* Requisitos de la tarea
Devuelve íntegro y sin ninguna modificación el fragmento sobre la temporada regular de la NFL.

La NFL llegó al último tramo de la temporada regular con un grupo de verdaderos aspirantes al título, pero también con su cuota de comparsas.

Cuando restan cuatro semanas, los Packers, los 49ers y los Saints han marcado distancia en la Conferencia Nacional y quizás respecto de toda la liga. Green Bay y San Francisco ya tienen en sus manos los títulos divisionales y Nueva Orleáns está a punto de lograrlo.

La elite de la Conferencia Americana, aunque no tan firme, está formada por los Ravens, los Steelers, los Patriots y los Texans.

En medio cunde el desorden: todo tipo de equipos con toda clase de fortalezas, pero también de debilidades.

Nueve equipos tienen foja de 7-5 y uno, los Giants, de 6-6. Todos tienen la posibilidad de ganar su división o de obtener el comodín.

Sin embargo, la mayoría de estos equipos — quizás el 100% — no son legítimos aspirantes al campeonato, por más que hablen con audacia.

Como lo que dijo el defensive end Justin Tuck de los Giants cuando perdieron el domingo 38-35 con Green Bay, en su cuarta derrota seguida.

"Con suerte algo nos vuelve a despertar y nos hace comprender que todavía tenemos una gran oportunidad de llegar adonde queremos si salimos al terreno con esa intensidad y con esa pasión", aventuró Tuck. "Y (si) jugamos así cada partido, no vamos a perder muchos partidos".

Pero no son muchos los equipos con verdaderas posibilidades de llegar a la postemporada, y de cumplir allí las expectativas.

Los Packers, naturalmente, encabezan la lista de los favoritos así como lideran las posiciones con registro de 12-0 y parecen encaminarse a una temporada regular invicta. Aaron Rodgers está en una de las más estupendas temporadas de cualquier jugador, quarterback o cualquier otro, en la NFL. La ofensiva es tan dinámica que los Packers pueden sobreponerse a los errores de su defensiva, que han sido muchos.

* Extractos de datos

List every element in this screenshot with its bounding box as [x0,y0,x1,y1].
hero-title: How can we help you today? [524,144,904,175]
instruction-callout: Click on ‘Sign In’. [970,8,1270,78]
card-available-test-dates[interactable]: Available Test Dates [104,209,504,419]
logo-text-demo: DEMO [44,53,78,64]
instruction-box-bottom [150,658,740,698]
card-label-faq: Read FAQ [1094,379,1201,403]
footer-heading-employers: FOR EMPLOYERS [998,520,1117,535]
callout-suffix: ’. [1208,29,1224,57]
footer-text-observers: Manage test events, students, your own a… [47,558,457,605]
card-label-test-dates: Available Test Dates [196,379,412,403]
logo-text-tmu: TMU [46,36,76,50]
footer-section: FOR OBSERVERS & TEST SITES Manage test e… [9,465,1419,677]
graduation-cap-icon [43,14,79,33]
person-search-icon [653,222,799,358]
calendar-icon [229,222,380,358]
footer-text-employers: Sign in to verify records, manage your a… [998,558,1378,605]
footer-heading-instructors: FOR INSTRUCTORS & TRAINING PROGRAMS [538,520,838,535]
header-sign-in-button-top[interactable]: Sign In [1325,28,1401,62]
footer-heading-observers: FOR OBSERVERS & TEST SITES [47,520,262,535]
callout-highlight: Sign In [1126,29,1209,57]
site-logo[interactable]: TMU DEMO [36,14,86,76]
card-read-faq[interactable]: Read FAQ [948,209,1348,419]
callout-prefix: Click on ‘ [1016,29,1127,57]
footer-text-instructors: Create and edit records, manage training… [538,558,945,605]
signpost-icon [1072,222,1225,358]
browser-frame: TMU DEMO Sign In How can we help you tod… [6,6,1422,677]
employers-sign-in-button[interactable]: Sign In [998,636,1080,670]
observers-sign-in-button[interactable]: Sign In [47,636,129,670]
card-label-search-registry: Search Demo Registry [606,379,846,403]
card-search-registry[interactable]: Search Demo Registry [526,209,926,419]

* Tu respuesta
La NFL llegó al último tramo de la temporada regular con un grupo de verdaderos aspirantes al título, pero también con su cuota de comparsas.

Cuando restan cuatro semanas, los Packers, los 49ers y los Saints han marcado distancia en la Conferencia Nacional y quizás respecto de toda la liga. Green Bay y San Francisco ya tienen en sus manos los títulos divisionales y Nueva Orleáns está a punto de lograrlo.

La elite de la Conferencia Americana, aunque no tan firme, está formada por los Ravens, los Steelers, los Patriots y los Texans.

En medio cunde el desorden: todo tipo de equipos con toda clase de fortalezas, pero también de debilidades.

Nueve equipos tienen foja de 7-5 y uno, los Giants, de 6-6. Todos tienen la posibilidad de ganar su división o de obtener el comodín.

Sin embargo, la mayoría de estos equipos — quizás el 100% — no son legítimos aspirantes al campeonato, por más que hablen con audacia.

Como lo que dijo el defensive end Justin Tuck de los Giants cuando perdieron el domingo 38-35 con Green Bay, en su cuarta derrota seguida.

"Con suerte algo nos vuelve a despertar y nos hace comprender que todavía tenemos una gran oportunidad de llegar adonde queremos si salimos al terreno con esa intensidad y con esa pasión", aventuró Tuck. "Y (si) jugamos así cada partido, no vamos a perder muchos partidos".

Pero no son muchos los equipos con verdaderas posibilidades de llegar a la postemporada, y de cumplir allí las expectativas.

Los Packers, naturalmente, encabezan la lista de los favoritos así como lideran las posiciones con registro de 12-0 y parecen encaminarse a una temporada regular invicta. Aaron Rodgers está en una de las más estupendas temporadas de cualquier jugador, quarterback o cualquier otro, en la NFL. La ofensiva es tan dinámica que los Packers pueden sobreponerse a los errores de su defensiva, que han sido muchos.